▶ _WORK TASK A_: Condense the paragraph of the gaming blog text that begins "I believe a change in attitude" into a shorter version that keeps its main points.
▶ _WORK TASK B_: Pick up the gaming blog text after its last sentence and keep writing it.

▶ _DOCUMENT TEXT_:
The other advantage is that a "pay to win" game like ArcheAge now is just a "play to have fun" game. I'm not worrying about being super competitive. It's about the journey, about setting my own goals and meeting them. This is fun for me.

I believe a change in attitude from a majority of MMO players can only help the genre. We tend to get too demanding when content gets stale, or when there's an anti-consumer update (hey, Black Desert Online!) We players aren't entitled to anything except an enjoyable experience. Derive yours from more than one game, and you'll see, that "feeling" you used to get from MMOs comes back.

Friday, 23 December 2016

Assassin's Creed Movie Review

Assassin's Creed exceeded my expectations for a movie based upon the popular video game franchise. It was an entertaining film that stuck to the lore of the game closely. I have no serious complaints.

The movie borrows its plot heavily from the first game in the series. A man is taken by the Abstergo corporation to delve into his past using the Animus to locate the Apple of Eden. Fans of the game rejoice - it's all there!

With that said, I have to nitpick the beginning of the movie. It opens with crawling text, introducing the concepts of Assassins and Templars and the nature of the Apple of Eden. This was completely unnecessary as the plot actually explains the conflict in depth. This scene isn't too long, but I felt it confused rather than informed. As a fan of the games, I found myself thinking if this was accurate or not from the get go (it was, but I still had to think about it). This text was immediately followed by a scene of an Assassin's initiation (was it Fassbender's Assassin? I'm still not sure). The Assassin's speak Spanish and thus their dialogue is subtitled, which is a horrible way to begin a movie and disengage your audience right from the start.

[Stored entries]
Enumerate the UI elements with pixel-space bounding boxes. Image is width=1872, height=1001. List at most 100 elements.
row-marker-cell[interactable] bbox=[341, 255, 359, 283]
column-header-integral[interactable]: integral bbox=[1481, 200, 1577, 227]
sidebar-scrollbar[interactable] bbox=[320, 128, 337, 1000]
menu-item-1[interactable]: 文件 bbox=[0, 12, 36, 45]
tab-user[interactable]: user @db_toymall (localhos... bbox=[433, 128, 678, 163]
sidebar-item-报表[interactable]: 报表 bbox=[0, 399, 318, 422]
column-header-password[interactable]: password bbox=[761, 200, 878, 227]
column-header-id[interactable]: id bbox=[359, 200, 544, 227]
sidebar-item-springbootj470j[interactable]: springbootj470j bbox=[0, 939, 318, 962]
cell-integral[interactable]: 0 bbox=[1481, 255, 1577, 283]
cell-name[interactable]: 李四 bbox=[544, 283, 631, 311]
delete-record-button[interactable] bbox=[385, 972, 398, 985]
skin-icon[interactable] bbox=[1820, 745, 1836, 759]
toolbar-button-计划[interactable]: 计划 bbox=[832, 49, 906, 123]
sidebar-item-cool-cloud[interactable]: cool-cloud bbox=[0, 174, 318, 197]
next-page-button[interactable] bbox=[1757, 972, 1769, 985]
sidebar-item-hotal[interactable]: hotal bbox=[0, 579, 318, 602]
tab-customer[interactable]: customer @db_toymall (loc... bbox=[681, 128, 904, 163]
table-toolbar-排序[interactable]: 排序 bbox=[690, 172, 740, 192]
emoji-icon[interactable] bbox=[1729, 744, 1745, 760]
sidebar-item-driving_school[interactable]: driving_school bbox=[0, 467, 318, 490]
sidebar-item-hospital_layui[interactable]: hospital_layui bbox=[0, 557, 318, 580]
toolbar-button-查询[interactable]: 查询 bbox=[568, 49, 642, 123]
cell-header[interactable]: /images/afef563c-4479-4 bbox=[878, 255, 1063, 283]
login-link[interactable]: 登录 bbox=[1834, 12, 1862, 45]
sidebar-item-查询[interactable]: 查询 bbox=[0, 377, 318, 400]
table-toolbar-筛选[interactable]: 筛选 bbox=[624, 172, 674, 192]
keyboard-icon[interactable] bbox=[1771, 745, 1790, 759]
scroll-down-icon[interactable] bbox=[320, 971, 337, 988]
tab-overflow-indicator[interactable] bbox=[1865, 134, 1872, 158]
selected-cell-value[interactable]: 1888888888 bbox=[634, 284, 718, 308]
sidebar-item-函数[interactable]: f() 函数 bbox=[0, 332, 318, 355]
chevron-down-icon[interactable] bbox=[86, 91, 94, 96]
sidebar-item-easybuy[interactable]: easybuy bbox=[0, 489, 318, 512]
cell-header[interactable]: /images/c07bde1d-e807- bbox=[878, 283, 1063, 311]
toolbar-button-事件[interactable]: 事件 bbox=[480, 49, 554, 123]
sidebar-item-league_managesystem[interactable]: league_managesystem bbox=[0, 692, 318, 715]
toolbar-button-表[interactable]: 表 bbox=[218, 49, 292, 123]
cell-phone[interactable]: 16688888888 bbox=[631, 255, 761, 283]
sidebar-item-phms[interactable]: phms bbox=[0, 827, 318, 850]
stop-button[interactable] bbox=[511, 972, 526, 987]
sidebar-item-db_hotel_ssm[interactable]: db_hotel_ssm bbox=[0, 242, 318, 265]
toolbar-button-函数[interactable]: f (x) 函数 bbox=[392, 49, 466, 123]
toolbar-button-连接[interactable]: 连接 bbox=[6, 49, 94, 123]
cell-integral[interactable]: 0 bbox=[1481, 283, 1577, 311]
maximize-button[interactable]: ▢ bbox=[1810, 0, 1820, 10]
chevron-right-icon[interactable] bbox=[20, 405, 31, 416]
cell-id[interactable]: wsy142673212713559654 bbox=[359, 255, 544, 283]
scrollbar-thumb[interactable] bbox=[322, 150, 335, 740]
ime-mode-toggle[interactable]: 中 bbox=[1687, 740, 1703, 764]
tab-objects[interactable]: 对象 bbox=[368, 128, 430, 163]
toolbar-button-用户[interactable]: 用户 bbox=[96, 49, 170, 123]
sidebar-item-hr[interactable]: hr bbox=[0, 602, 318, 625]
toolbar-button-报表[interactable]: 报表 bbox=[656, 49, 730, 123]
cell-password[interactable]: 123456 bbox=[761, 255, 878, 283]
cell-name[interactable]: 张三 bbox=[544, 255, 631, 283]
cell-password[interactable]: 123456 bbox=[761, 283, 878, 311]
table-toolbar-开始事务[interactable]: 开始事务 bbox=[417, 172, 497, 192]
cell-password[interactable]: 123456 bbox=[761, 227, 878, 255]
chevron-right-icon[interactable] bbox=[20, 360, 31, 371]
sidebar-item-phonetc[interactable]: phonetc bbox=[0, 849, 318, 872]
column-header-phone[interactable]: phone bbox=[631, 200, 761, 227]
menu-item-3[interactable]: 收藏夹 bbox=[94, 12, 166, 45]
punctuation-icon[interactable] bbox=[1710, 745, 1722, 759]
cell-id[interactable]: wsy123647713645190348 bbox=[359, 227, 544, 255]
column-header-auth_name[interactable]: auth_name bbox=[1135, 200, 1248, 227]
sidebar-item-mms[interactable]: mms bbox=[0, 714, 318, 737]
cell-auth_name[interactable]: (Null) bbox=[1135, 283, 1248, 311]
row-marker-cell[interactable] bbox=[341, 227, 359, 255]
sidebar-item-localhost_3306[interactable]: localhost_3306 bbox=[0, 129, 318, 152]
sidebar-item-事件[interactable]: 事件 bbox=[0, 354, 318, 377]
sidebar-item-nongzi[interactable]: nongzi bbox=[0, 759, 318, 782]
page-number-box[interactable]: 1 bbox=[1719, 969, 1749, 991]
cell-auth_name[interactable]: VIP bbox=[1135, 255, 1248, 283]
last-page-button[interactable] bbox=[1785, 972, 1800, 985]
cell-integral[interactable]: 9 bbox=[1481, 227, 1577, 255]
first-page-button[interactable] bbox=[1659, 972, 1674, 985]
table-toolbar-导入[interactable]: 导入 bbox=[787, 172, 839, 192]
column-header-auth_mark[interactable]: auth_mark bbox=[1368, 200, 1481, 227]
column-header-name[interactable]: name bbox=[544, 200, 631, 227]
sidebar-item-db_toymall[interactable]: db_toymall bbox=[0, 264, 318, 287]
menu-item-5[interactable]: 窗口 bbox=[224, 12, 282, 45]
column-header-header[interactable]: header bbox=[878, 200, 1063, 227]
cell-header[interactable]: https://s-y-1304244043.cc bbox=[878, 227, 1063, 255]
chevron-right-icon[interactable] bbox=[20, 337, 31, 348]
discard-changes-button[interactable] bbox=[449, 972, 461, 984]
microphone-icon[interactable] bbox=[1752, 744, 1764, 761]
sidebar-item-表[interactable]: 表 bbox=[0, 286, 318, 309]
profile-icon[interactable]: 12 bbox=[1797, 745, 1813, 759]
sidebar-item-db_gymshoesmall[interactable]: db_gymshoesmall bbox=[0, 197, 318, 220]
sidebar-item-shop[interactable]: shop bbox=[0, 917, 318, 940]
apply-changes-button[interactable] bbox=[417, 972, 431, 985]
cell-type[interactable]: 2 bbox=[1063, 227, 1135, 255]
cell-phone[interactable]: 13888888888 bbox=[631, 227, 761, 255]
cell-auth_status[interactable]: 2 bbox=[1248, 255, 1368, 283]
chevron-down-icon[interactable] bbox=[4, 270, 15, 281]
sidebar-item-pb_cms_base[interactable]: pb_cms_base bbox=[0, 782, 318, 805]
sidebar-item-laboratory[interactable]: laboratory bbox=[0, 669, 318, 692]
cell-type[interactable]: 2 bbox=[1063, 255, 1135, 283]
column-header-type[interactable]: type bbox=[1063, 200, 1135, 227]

▶ _TASK ANSWER A_: A shift in attitude among most MMO players would help the genre. Players become too demanding when content goes stale or an anti-consumer update arrives, as with Black Desert Online, yet they are entitled only to an enjoyable experience. Getting that enjoyment from more than one game brings back the feeling MMOs once gave.

▶ _TASK ANSWER B_:
The Spanish speaking was a nice touch and I actually applaud the film for taking this route instead of having English speakers with bad accents, like the games. There were many unique cinematographic choices to note in this film, however, I have to disagree with some of them. They gave the film the feel of a student film - for example, a scene in which Fassbender's character has lighting coming in from different angles, highlighting and shadowing his face in multiple ways. I have no other complaints for this scene, since it actually fits the scene, but it did give the film an amateur feel. Other examples could be found in the delivery of the dialogue, in which sometimes it was rushed and sometimes it was too slow and lacked nuance.

The slow beginning was followed by a cohesive act, after Fassbender's character's first trip into the Animus. The result was a plot which was easy to follow for first-timers into Assassin's Creed lore. The action sequences, both in historic Spain and modern-day Abstergo, were brilliant, especially when they were faded into one another. I found myself squinting and squirming from the quick brutality of the fights, and this is a good thing. I found this to be an acceptable departure from the games; it would be difficult to show button mashing on the screen, so these fights in the film actually had style and depth. It was nice to watch.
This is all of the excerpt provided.